TASK TO CARRY OUT:
Output every line of the data exactly as it appears.

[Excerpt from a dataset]
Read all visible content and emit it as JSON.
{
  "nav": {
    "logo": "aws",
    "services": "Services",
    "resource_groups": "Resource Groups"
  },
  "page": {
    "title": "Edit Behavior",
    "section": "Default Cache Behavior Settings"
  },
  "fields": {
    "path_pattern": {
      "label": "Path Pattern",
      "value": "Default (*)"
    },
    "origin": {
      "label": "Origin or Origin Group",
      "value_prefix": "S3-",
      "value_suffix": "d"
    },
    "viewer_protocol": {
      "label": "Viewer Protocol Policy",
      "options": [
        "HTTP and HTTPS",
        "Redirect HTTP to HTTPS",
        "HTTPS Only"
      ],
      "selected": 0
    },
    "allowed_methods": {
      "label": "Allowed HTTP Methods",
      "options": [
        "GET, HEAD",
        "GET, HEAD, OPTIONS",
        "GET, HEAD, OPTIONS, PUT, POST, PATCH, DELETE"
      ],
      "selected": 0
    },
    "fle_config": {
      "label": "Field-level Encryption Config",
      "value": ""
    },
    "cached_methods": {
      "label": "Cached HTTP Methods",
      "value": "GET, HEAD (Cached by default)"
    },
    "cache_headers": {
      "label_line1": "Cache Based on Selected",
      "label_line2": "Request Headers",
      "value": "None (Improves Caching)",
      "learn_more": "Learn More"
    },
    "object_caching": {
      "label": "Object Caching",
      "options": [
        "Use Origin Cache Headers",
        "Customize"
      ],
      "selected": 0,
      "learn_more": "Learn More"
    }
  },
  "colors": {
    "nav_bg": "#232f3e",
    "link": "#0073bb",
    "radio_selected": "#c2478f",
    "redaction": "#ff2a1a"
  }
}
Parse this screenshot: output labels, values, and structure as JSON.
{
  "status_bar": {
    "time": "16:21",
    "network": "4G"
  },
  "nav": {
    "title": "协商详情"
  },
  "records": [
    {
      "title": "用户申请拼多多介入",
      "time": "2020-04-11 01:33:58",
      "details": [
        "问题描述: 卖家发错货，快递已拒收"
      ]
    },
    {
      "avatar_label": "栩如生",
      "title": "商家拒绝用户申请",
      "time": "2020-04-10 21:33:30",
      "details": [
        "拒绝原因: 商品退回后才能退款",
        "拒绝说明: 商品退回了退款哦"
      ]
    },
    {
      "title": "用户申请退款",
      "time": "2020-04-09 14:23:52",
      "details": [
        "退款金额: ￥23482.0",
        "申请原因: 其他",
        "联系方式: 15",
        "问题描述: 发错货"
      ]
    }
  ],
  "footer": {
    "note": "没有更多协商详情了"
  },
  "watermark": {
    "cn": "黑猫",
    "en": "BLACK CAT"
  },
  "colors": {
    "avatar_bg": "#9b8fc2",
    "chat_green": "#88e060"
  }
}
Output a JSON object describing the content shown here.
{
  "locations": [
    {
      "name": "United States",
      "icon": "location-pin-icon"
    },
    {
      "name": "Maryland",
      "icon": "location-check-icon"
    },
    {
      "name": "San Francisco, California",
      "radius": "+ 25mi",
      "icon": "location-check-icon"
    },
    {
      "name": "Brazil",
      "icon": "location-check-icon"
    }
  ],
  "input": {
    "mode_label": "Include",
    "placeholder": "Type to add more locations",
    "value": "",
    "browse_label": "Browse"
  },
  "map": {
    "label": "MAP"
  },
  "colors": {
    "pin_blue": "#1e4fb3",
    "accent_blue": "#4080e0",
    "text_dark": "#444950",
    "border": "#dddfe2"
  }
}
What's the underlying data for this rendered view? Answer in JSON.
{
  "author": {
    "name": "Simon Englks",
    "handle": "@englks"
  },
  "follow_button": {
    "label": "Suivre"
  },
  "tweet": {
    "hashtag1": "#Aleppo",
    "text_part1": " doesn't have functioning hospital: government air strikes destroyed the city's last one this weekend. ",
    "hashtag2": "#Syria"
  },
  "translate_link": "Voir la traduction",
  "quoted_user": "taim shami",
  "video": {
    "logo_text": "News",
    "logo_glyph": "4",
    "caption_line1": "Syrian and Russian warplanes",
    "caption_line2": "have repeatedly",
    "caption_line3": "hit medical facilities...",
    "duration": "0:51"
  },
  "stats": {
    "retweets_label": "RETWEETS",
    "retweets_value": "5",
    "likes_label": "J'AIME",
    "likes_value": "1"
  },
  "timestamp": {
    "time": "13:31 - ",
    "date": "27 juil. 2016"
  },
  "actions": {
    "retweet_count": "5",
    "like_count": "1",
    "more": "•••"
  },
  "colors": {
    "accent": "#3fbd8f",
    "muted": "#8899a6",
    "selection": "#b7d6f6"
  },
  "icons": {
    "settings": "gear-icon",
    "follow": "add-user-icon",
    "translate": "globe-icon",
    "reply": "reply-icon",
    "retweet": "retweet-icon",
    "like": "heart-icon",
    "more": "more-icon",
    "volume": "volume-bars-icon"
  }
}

RESULT OF THIS TASK:
Read all visible content and emit it as JSON.
{
  "nav": {
    "logo": "aws",
    "services": "Services",
    "resource_groups": "Resource Groups"
  },
  "page": {
    "title": "Edit Behavior",
    "section": "Default Cache Behavior Settings"
  },
  "fields": {
    "path_pattern": {
      "label": "Path Pattern",
      "value": "Default (*)"
    },
    "origin": {
      "label": "Origin or Origin Group",
      "value_prefix": "S3-",
      "value_suffix": "d"
    },
    "viewer_protocol": {
      "label": "Viewer Protocol Policy",
      "options": [
        "HTTP and HTTPS",
        "Redirect HTTP to HTTPS",
        "HTTPS Only"
      ],
      "selected": 0
    },
    "allowed_methods": {
      "label": "Allowed HTTP Methods",
      "options": [
        "GET, HEAD",
        "GET, HEAD, OPTIONS",
        "GET, HEAD, OPTIONS, PUT, POST, PATCH, DELETE"
      ],
      "selected": 0
    },
    "fle_config": {
      "label": "Field-level Encryption Config",
      "value": ""
    },
    "cached_methods": {
      "label": "Cached HTTP Methods",
      "value": "GET, HEAD (Cached by default)"
    },
    "cache_headers": {
      "label_line1": "Cache Based on Selected",
      "label_line2": "Request Headers",
      "value": "None (Improves Caching)",
      "learn_more": "Learn More"
    },
    "object_caching": {
      "label": "Object Caching",
      "options": [
        "Use Origin Cache Headers",
        "Customize"
      ],
      "selected": 0,
      "learn_more": "Learn More"
    }
  },
  "colors": {
    "nav_bg": "#232f3e",
    "link": "#0073bb",
    "radio_selected": "#c2478f",
    "redaction": "#ff2a1a"
  }
}
Parse this screenshot: output labels, values, and structure as JSON.
{
  "status_bar": {
    "time": "16:21",
    "network": "4G"
  },
  "nav": {
    "title": "协商详情"
  },
  "records": [
    {
      "title": "用户申请拼多多介入",
      "time": "2020-04-11 01:33:58",
      "details": [
        "问题描述: 卖家发错货，快递已拒收"
      ]
    },
    {
      "avatar_label": "栩如生",
      "title": "商家拒绝用户申请",
      "time": "2020-04-10 21:33:30",
      "details": [
        "拒绝原因: 商品退回后才能退款",
        "拒绝说明: 商品退回了退款哦"
      ]
    },
    {
      "title": "用户申请退款",
      "time": "2020-04-09 14:23:52",
      "details": [
        "退款金额: ￥23482.0",
        "申请原因: 其他",
        "联系方式: 15",
        "问题描述: 发错货"
      ]
    }
  ],
  "footer": {
    "note": "没有更多协商详情了"
  },
  "watermark": {
    "cn": "黑猫",
    "en": "BLACK CAT"
  },
  "colors": {
    "avatar_bg": "#9b8fc2",
    "chat_green": "#88e060"
  }
}
Output a JSON object describing the content shown here.
{
  "locations": [
    {
      "name": "United States",
      "icon": "location-pin-icon"
    },
    {
      "name": "Maryland",
      "icon": "location-check-icon"
    },
    {
      "name": "San Francisco, California",
      "radius": "+ 25mi",
      "icon": "location-check-icon"
    },
    {
      "name": "Brazil",
      "icon": "location-check-icon"
    }
  ],
  "input": {
    "mode_label": "Include",
    "placeholder": "Type to add more locations",
    "value": "",
    "browse_label": "Browse"
  },
  "map": {
    "label": "MAP"
  },
  "colors": {
    "pin_blue": "#1e4fb3",
    "accent_blue": "#4080e0",
    "text_dark": "#444950",
    "border": "#dddfe2"
  }
}
What's the underlying data for this rendered view? Answer in JSON.
{
  "author": {
    "name": "Simon Englks",
    "handle": "@englks"
  },
  "follow_button": {
    "label": "Suivre"
  },
  "tweet": {
    "hashtag1": "#Aleppo",
    "text_part1": " doesn't have functioning hospital: government air strikes destroyed the city's last one this weekend. ",
    "hashtag2": "#Syria"
  },
  "translate_link": "Voir la traduction",
  "quoted_user": "taim shami",
  "video": {
    "logo_text": "News",
    "logo_glyph": "4",
    "caption_line1": "Syrian and Russian warplanes",
    "caption_line2": "have repeatedly",
    "caption_line3": "hit medical facilities...",
    "duration": "0:51"
  },
  "stats": {
    "retweets_label": "RETWEETS",
    "retweets_value": "5",
    "likes_label": "J'AIME",
    "likes_value": "1"
  },
  "timestamp": {
    "time": "13:31 - ",
    "date": "27 juil. 2016"
  },
  "actions": {
    "retweet_count": "5",
    "like_count": "1",
    "more": "•••"
  },
  "colors": {
    "accent": "#3fbd8f",
    "muted": "#8899a6",
    "selection": "#b7d6f6"
  },
  "icons": {
    "settings": "gear-icon",
    "follow": "add-user-icon",
    "translate": "globe-icon",
    "reply": "reply-icon",
    "retweet": "retweet-icon",
    "like": "heart-icon",
    "more": "more-icon",
    "volume": "volume-bars-icon"
  }
}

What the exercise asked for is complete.